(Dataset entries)

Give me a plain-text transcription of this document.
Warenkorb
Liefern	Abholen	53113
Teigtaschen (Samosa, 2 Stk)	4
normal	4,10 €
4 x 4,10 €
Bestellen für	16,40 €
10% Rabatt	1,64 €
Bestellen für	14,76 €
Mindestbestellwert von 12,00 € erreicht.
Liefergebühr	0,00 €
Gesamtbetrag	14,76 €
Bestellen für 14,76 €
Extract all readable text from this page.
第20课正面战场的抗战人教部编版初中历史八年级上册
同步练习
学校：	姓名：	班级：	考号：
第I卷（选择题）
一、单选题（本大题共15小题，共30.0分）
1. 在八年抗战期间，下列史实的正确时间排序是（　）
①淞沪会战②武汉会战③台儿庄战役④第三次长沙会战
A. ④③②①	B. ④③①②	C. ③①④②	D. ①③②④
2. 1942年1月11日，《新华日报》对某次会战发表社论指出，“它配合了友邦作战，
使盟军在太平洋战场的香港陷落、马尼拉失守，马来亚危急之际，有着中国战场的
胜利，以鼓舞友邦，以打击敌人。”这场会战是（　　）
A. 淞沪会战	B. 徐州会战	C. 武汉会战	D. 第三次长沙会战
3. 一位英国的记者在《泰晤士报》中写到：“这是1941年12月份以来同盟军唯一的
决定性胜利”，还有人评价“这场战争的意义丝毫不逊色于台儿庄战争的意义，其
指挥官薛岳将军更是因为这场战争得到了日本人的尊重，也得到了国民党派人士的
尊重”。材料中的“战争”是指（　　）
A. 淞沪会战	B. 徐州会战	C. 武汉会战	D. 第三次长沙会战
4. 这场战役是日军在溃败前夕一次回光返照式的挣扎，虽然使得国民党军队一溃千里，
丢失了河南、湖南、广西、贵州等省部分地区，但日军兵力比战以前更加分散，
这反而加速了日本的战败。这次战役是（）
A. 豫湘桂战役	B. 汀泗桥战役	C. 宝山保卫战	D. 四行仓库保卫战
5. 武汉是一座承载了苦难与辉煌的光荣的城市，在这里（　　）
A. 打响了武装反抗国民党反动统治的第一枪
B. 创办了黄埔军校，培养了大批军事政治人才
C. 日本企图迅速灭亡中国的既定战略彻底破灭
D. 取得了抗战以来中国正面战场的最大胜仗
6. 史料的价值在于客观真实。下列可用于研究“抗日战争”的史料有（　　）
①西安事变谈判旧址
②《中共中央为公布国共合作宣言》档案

* Work instructions: Retype the whole listing above exactly.

* Completed task:
Give me a plain-text transcription of this document.
Warenkorb
Liefern	Abholen	53113
Teigtaschen (Samosa, 2 Stk)	4
normal	4,10 €
4 x 4,10 €
Bestellen für	16,40 €
10% Rabatt	1,64 €
Bestellen für	14,76 €
Mindestbestellwert von 12,00 € erreicht.
Liefergebühr	0,00 €
Gesamtbetrag	14,76 €
Bestellen für 14,76 €
Extract all readable text from this page.
第20课正面战场的抗战人教部编版初中历史八年级上册
同步练习
学校：	姓名：	班级：	考号：
第I卷（选择题）
一、单选题（本大题共15小题，共30.0分）
1. 在八年抗战期间，下列史实的正确时间排序是（　）
①淞沪会战②武汉会战③台儿庄战役④第三次长沙会战
A. ④③②①	B. ④③①②	C. ③①④②	D. ①③②④
2. 1942年1月11日，《新华日报》对某次会战发表社论指出，“它配合了友邦作战，
使盟军在太平洋战场的香港陷落、马尼拉失守，马来亚危急之际，有着中国战场的
胜利，以鼓舞友邦，以打击敌人。”这场会战是（　　）
A. 淞沪会战	B. 徐州会战	C. 武汉会战	D. 第三次长沙会战
3. 一位英国的记者在《泰晤士报》中写到：“这是1941年12月份以来同盟军唯一的
决定性胜利”，还有人评价“这场战争的意义丝毫不逊色于台儿庄战争的意义，其
指挥官薛岳将军更是因为这场战争得到了日本人的尊重，也得到了国民党派人士的
尊重”。材料中的“战争”是指（　　）
A. 淞沪会战	B. 徐州会战	C. 武汉会战	D. 第三次长沙会战
4. 这场战役是日军在溃败前夕一次回光返照式的挣扎，虽然使得国民党军队一溃千里，
丢失了河南、湖南、广西、贵州等省部分地区，但日军兵力比战以前更加分散，
这反而加速了日本的战败。这次战役是（）
A. 豫湘桂战役	B. 汀泗桥战役	C. 宝山保卫战	D. 四行仓库保卫战
5. 武汉是一座承载了苦难与辉煌的光荣的城市，在这里（　　）
A. 打响了武装反抗国民党反动统治的第一枪
B. 创办了黄埔军校，培养了大批军事政治人才
C. 日本企图迅速灭亡中国的既定战略彻底破灭
D. 取得了抗战以来中国正面战场的最大胜仗
6. 史料的价值在于客观真实。下列可用于研究“抗日战争”的史料有（　　）
①西安事变谈判旧址
②《中共中央为公布国共合作宣言》档案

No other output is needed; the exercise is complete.